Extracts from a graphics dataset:
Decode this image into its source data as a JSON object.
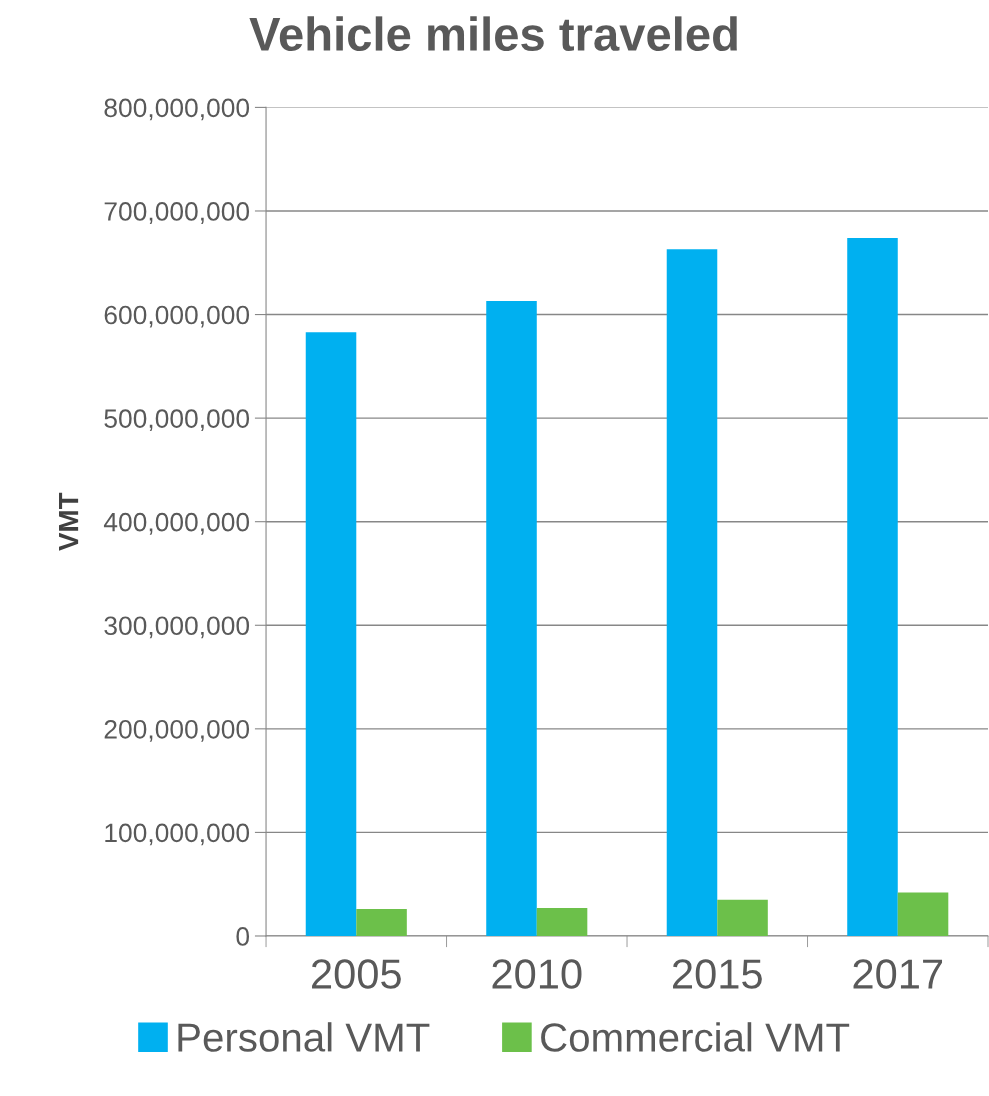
{
  "chart_data": {
    "type": "bar",
    "title": "Vehicle miles traveled",
    "ylabel": "VMT",
    "categories": [
      "2005",
      "2010",
      "2015",
      "2017"
    ],
    "series": [
      {
        "name": "Personal VMT",
        "color": "#00b0f0",
        "values": [
          583000000,
          613000000,
          663000000,
          674000000
        ]
      },
      {
        "name": "Commercial VMT",
        "color": "#6cc04a",
        "values": [
          26000000,
          27000000,
          35000000,
          42000000
        ]
      }
    ],
    "ylim": [
      0,
      800000000
    ],
    "yticks": [
      {
        "value": 0,
        "label": "0"
      },
      {
        "value": 100000000,
        "label": "100,000,000"
      },
      {
        "value": 200000000,
        "label": "200,000,000"
      },
      {
        "value": 300000000,
        "label": "300,000,000"
      },
      {
        "value": 400000000,
        "label": "400,000,000"
      },
      {
        "value": 500000000,
        "label": "500,000,000"
      },
      {
        "value": 600000000,
        "label": "600,000,000"
      },
      {
        "value": 700000000,
        "label": "700,000,000"
      },
      {
        "value": 800000000,
        "label": "800,000,000"
      }
    ],
    "grid": "y",
    "legend": "bottom"
  }
}
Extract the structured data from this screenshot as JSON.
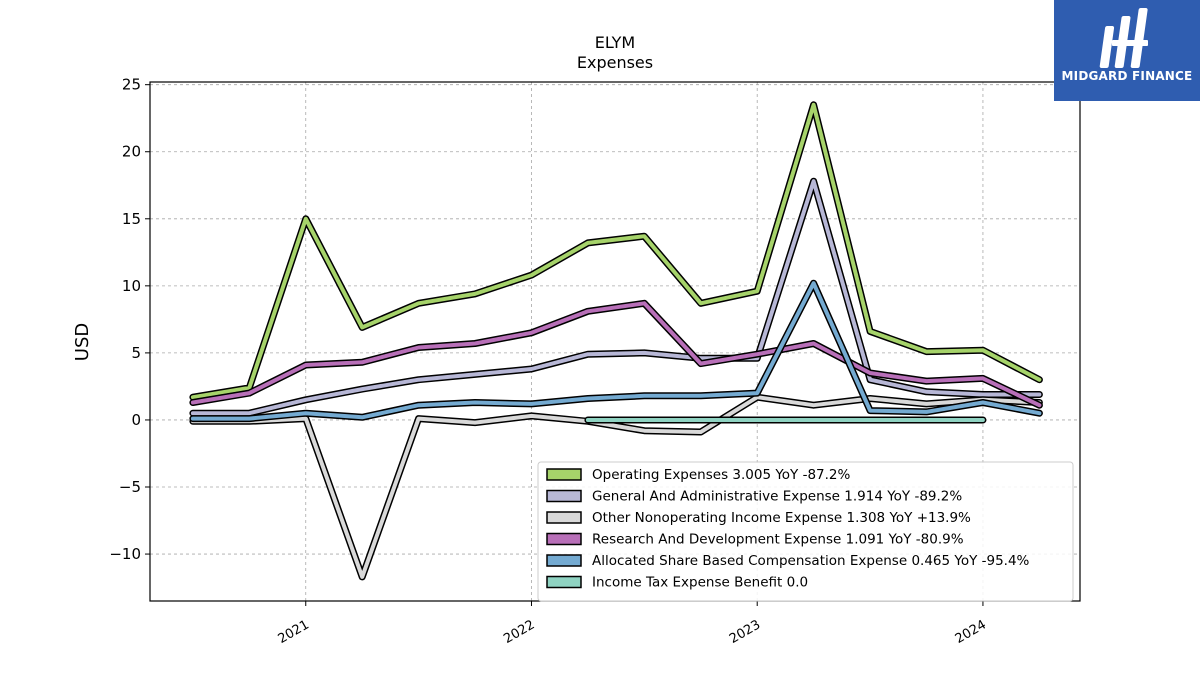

_SHORT TASK_
Make an exact copy of the data, leaving its pictures out.

_FINISHED TASK_
Decode this image into its source data as a JSON object.
{
  "chart_data": {
    "type": "bar",
    "title": "Vehicle miles traveled",
    "ylabel": "VMT",
    "categories": [
      "2005",
      "2010",
      "2015",
      "2017"
    ],
    "series": [
      {
        "name": "Personal VMT",
        "color": "#00b0f0",
        "values": [
          583000000,
          613000000,
          663000000,
          674000000
        ]
      },
      {
        "name": "Commercial VMT",
        "color": "#6cc04a",
        "values": [
          26000000,
          27000000,
          35000000,
          42000000
        ]
      }
    ],
    "ylim": [
      0,
      800000000
    ],
    "yticks": [
      {
        "value": 0,
        "label": "0"
      },
      {
        "value": 100000000,
        "label": "100,000,000"
      },
      {
        "value": 200000000,
        "label": "200,000,000"
      },
      {
        "value": 300000000,
        "label": "300,000,000"
      },
      {
        "value": 400000000,
        "label": "400,000,000"
      },
      {
        "value": 500000000,
        "label": "500,000,000"
      },
      {
        "value": 600000000,
        "label": "600,000,000"
      },
      {
        "value": 700000000,
        "label": "700,000,000"
      },
      {
        "value": 800000000,
        "label": "800,000,000"
      }
    ],
    "grid": "y",
    "legend": "bottom"
  }
}
Extract the structured data from this screenshot as JSON.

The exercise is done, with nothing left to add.